--- REQUIREMENT ---
Write out every record below exactly as it appears.

--- Stored data ---
= = = = = = =

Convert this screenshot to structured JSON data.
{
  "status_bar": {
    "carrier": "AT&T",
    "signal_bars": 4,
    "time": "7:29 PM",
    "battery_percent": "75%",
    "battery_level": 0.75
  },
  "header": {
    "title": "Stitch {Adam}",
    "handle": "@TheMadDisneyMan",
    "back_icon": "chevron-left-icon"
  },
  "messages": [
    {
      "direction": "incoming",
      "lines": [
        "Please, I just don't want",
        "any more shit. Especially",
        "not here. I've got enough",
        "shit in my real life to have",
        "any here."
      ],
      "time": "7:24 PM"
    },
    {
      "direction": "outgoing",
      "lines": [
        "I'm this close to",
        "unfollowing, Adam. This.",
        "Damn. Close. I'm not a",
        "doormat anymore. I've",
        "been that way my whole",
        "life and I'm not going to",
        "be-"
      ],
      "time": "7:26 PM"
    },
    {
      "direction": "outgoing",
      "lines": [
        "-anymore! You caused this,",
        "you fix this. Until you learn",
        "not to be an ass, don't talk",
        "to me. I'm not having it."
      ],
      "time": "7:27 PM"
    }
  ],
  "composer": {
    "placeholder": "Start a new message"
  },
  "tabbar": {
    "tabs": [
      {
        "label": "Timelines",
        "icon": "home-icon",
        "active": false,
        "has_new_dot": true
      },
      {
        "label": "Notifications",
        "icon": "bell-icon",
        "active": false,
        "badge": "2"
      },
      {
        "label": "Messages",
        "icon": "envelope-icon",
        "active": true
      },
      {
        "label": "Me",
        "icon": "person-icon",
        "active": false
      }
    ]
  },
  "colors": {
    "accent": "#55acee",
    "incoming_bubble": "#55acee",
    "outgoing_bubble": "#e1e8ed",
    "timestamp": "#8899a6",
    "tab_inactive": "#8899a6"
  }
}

= = = = = = =

--- WRITTEN SOLUTION ---
Convert this screenshot to structured JSON data.
{
  "status_bar": {
    "carrier": "AT&T",
    "signal_bars": 4,
    "time": "7:29 PM",
    "battery_percent": "75%",
    "battery_level": 0.75
  },
  "header": {
    "title": "Stitch {Adam}",
    "handle": "@TheMadDisneyMan",
    "back_icon": "chevron-left-icon"
  },
  "messages": [
    {
      "direction": "incoming",
      "lines": [
        "Please, I just don't want",
        "any more shit. Especially",
        "not here. I've got enough",
        "shit in my real life to have",
        "any here."
      ],
      "time": "7:24 PM"
    },
    {
      "direction": "outgoing",
      "lines": [
        "I'm this close to",
        "unfollowing, Adam. This.",
        "Damn. Close. I'm not a",
        "doormat anymore. I've",
        "been that way my whole",
        "life and I'm not going to",
        "be-"
      ],
      "time": "7:26 PM"
    },
    {
      "direction": "outgoing",
      "lines": [
        "-anymore! You caused this,",
        "you fix this. Until you learn",
        "not to be an ass, don't talk",
        "to me. I'm not having it."
      ],
      "time": "7:27 PM"
    }
  ],
  "composer": {
    "placeholder": "Start a new message"
  },
  "tabbar": {
    "tabs": [
      {
        "label": "Timelines",
        "icon": "home-icon",
        "active": false,
        "has_new_dot": true
      },
      {
        "label": "Notifications",
        "icon": "bell-icon",
        "active": false,
        "badge": "2"
      },
      {
        "label": "Messages",
        "icon": "envelope-icon",
        "active": true
      },
      {
        "label": "Me",
        "icon": "person-icon",
        "active": false
      }
    ]
  },
  "colors": {
    "accent": "#55acee",
    "incoming_bubble": "#55acee",
    "outgoing_bubble": "#e1e8ed",
    "timestamp": "#8899a6",
    "tab_inactive": "#8899a6"
  }
}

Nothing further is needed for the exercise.